↓↓↓
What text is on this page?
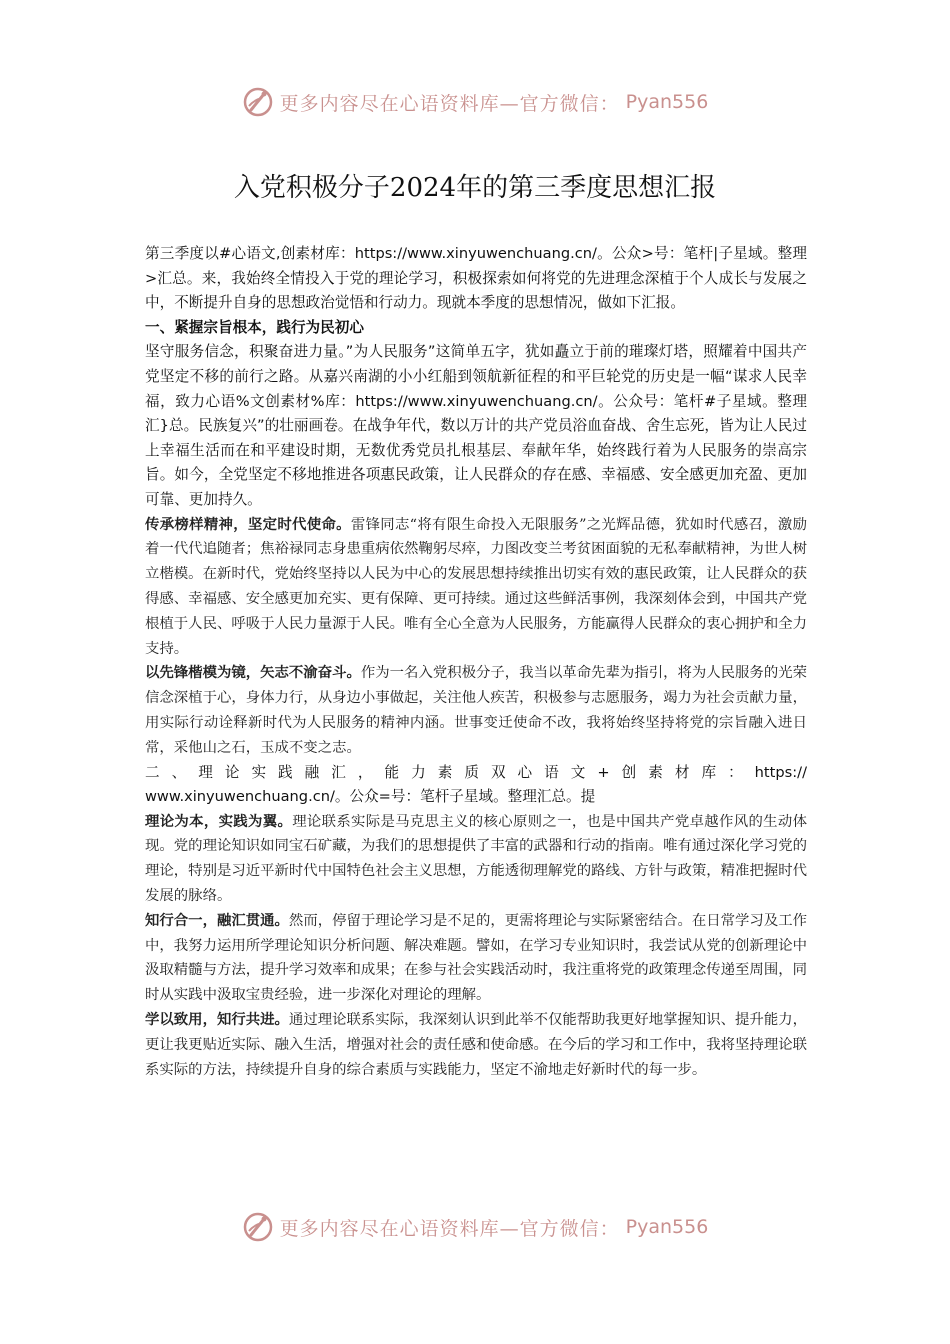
更多内容尽在心语资料库—官方微信： Pyan556
入党积极分子2024年的第三季度思想汇报

第三季度以#心语文,创素材库：https://www.xinyuwenchuang.cn/。公众>号：笔杆|子星域。整理>汇总。来，我始终全情投入于党的理论学习，积极探索如何将党的先进理念深植于个人成长与发展之中，不断提升自身的思想政治觉悟和行动力。现就本季度的思想情况，做如下汇报。

一、紧握宗旨根本，践行为民初心

坚守服务信念，积聚奋进力量。”为人民服务”这简单五字，犹如矗立于前的璀璨灯塔，照耀着中国共产党坚定不移的前行之路。从嘉兴南湖的小小红船到领航新征程的和平巨轮党的历史是一幅“谋求人民幸福，致力心语%文创素材%库：https://www.xinyuwenchuang.cn/。公众号：笔杆#子星域。整理汇}总。民族复兴”的壮丽画卷。在战争年代，数以万计的共产党员浴血奋战、舍生忘死，皆为让人民过上幸福生活而在和平建设时期，无数优秀党员扎根基层、奉献年华，始终践行着为人民服务的崇高宗旨。如今，全党坚定不移地推进各项惠民政策，让人民群众的存在感、幸福感、安全感更加充盈、更加可靠、更加持久。

传承榜样精神，坚定时代使命。雷锋同志“将有限生命投入无限服务”之光辉品德，犹如时代感召，激励着一代代追随者；焦裕禄同志身患重病依然鞠躬尽瘁，力图改变兰考贫困面貌的无私奉献精神，为世人树立楷模。在新时代，党始终坚持以人民为中心的发展思想持续推出切实有效的惠民政策，让人民群众的获得感、幸福感、安全感更加充实、更有保障、更可持续。通过这些鲜活事例，我深刻体会到，中国共产党根植于人民、呼吸于人民力量源于人民。唯有全心全意为人民服务，方能赢得人民群众的衷心拥护和全力支持。

以先锋楷模为镜，矢志不渝奋斗。作为一名入党积极分子，我当以革命先辈为指引，将为人民服务的光荣信念深植于心，身体力行，从身边小事做起，关注他人疾苦，积极参与志愿服务，竭力为社会贡献力量，用实际行动诠释新时代为人民服务的精神内涵。世事变迁使命不改，我将始终坚持将党的宗旨融入进日常，采他山之石，玉成不变之志。

二、理论实践融汇，能力素质双心语文+创素材库：https://

www.xinyuwenchuang.cn/。公众=号：笔杆子星域。整理汇总。提

理论为本，实践为翼。理论联系实际是马克思主义的核心原则之一，也是中国共产党卓越作风的生动体现。党的理论知识如同宝石矿藏，为我们的思想提供了丰富的武器和行动的指南。唯有通过深化学习党的理论，特别是习近平新时代中国特色社会主义思想，方能透彻理解党的路线、方针与政策，精准把握时代发展的脉络。

知行合一，融汇贯通。然而，停留于理论学习是不足的，更需将理论与实际紧密结合。在日常学习及工作中，我努力运用所学理论知识分析问题、解决难题。譬如，在学习专业知识时，我尝试从党的创新理论中汲取精髓与方法，提升学习效率和成果；在参与社会实践活动时，我注重将党的政策理念传递至周围，同时从实践中汲取宝贵经验，进一步深化对理论的理解。

学以致用，知行共进。通过理论联系实际，我深刻认识到此举不仅能帮助我更好地掌握知识、提升能力，更让我更贴近实际、融入生活，增强对社会的责任感和使命感。在今后的学习和工作中，我将坚持理论联系实际的方法，持续提升自身的综合素质与实践能力，坚定不渝地走好新时代的每一步。

更多内容尽在心语资料库—官方微信： Pyan556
↑↑↑
Repeat the data exactly in full, omitting its pictures.

» Full response:
What text is on this page?
更多内容尽在心语资料库—官方微信： Pyan556
入党积极分子2024年的第三季度思想汇报

第三季度以#心语文,创素材库：https://www.xinyuwenchuang.cn/。公众>号：笔杆|子星域。整理>汇总。来，我始终全情投入于党的理论学习，积极探索如何将党的先进理念深植于个人成长与发展之中，不断提升自身的思想政治觉悟和行动力。现就本季度的思想情况，做如下汇报。

一、紧握宗旨根本，践行为民初心

坚守服务信念，积聚奋进力量。”为人民服务”这简单五字，犹如矗立于前的璀璨灯塔，照耀着中国共产党坚定不移的前行之路。从嘉兴南湖的小小红船到领航新征程的和平巨轮党的历史是一幅“谋求人民幸福，致力心语%文创素材%库：https://www.xinyuwenchuang.cn/。公众号：笔杆#子星域。整理汇}总。民族复兴”的壮丽画卷。在战争年代，数以万计的共产党员浴血奋战、舍生忘死，皆为让人民过上幸福生活而在和平建设时期，无数优秀党员扎根基层、奉献年华，始终践行着为人民服务的崇高宗旨。如今，全党坚定不移地推进各项惠民政策，让人民群众的存在感、幸福感、安全感更加充盈、更加可靠、更加持久。

传承榜样精神，坚定时代使命。雷锋同志“将有限生命投入无限服务”之光辉品德，犹如时代感召，激励着一代代追随者；焦裕禄同志身患重病依然鞠躬尽瘁，力图改变兰考贫困面貌的无私奉献精神，为世人树立楷模。在新时代，党始终坚持以人民为中心的发展思想持续推出切实有效的惠民政策，让人民群众的获得感、幸福感、安全感更加充实、更有保障、更可持续。通过这些鲜活事例，我深刻体会到，中国共产党根植于人民、呼吸于人民力量源于人民。唯有全心全意为人民服务，方能赢得人民群众的衷心拥护和全力支持。

以先锋楷模为镜，矢志不渝奋斗。作为一名入党积极分子，我当以革命先辈为指引，将为人民服务的光荣信念深植于心，身体力行，从身边小事做起，关注他人疾苦，积极参与志愿服务，竭力为社会贡献力量，用实际行动诠释新时代为人民服务的精神内涵。世事变迁使命不改，我将始终坚持将党的宗旨融入进日常，采他山之石，玉成不变之志。

二、理论实践融汇，能力素质双心语文+创素材库：https://

www.xinyuwenchuang.cn/。公众=号：笔杆子星域。整理汇总。提

理论为本，实践为翼。理论联系实际是马克思主义的核心原则之一，也是中国共产党卓越作风的生动体现。党的理论知识如同宝石矿藏，为我们的思想提供了丰富的武器和行动的指南。唯有通过深化学习党的理论，特别是习近平新时代中国特色社会主义思想，方能透彻理解党的路线、方针与政策，精准把握时代发展的脉络。

知行合一，融汇贯通。然而，停留于理论学习是不足的，更需将理论与实际紧密结合。在日常学习及工作中，我努力运用所学理论知识分析问题、解决难题。譬如，在学习专业知识时，我尝试从党的创新理论中汲取精髓与方法，提升学习效率和成果；在参与社会实践活动时，我注重将党的政策理念传递至周围，同时从实践中汲取宝贵经验，进一步深化对理论的理解。

学以致用，知行共进。通过理论联系实际，我深刻认识到此举不仅能帮助我更好地掌握知识、提升能力，更让我更贴近实际、融入生活，增强对社会的责任感和使命感。在今后的学习和工作中，我将坚持理论联系实际的方法，持续提升自身的综合素质与实践能力，坚定不渝地走好新时代的每一步。

更多内容尽在心语资料库—官方微信： Pyan556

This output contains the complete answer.